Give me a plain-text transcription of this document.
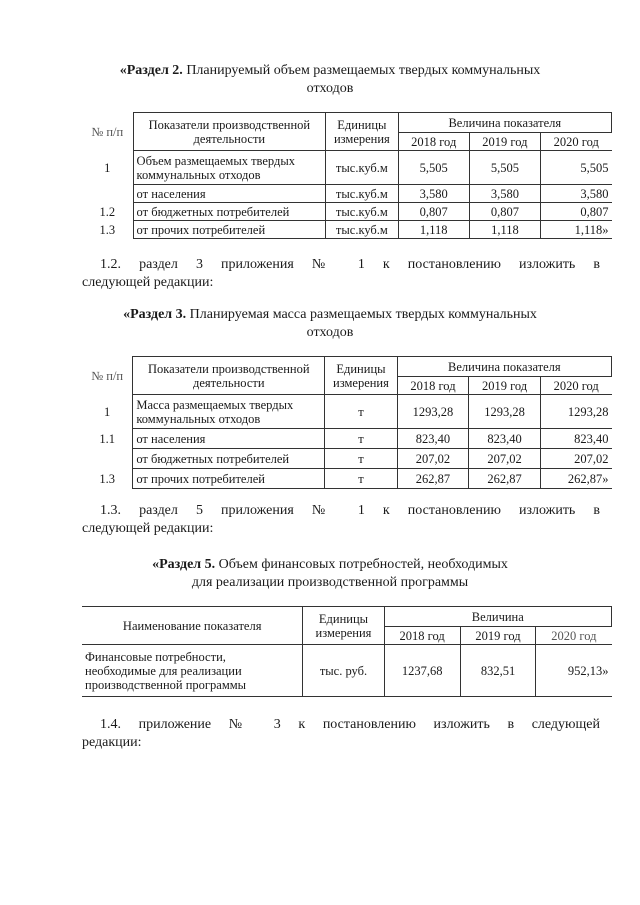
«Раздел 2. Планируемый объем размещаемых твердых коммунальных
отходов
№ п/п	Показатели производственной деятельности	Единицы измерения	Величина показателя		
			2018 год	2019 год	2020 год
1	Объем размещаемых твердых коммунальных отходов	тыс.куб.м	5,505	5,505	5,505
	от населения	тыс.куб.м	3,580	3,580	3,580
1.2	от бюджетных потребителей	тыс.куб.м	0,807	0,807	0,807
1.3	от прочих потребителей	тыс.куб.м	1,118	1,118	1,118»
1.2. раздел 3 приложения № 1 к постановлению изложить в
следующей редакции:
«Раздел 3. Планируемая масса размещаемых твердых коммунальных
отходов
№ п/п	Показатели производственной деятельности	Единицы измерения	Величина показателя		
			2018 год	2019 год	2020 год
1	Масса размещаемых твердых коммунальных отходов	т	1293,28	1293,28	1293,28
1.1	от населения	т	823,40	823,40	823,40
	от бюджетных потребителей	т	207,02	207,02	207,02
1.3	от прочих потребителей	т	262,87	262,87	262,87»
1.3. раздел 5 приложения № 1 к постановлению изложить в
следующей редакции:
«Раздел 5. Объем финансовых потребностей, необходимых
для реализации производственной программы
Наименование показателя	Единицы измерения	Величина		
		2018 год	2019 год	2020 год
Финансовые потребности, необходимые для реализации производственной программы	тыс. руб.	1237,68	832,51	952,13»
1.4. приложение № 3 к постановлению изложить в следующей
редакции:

+++

DIRECTIVE: Go through the preceding material and copy each line that has the word "отходов".

THE RESULT:
отходов
1	Объем размещаемых твердых коммунальных отходов	тыс.куб.м	5,505	5,505	5,505
отходов
1	Масса размещаемых твердых коммунальных отходов	т	1293,28	1293,28	1293,28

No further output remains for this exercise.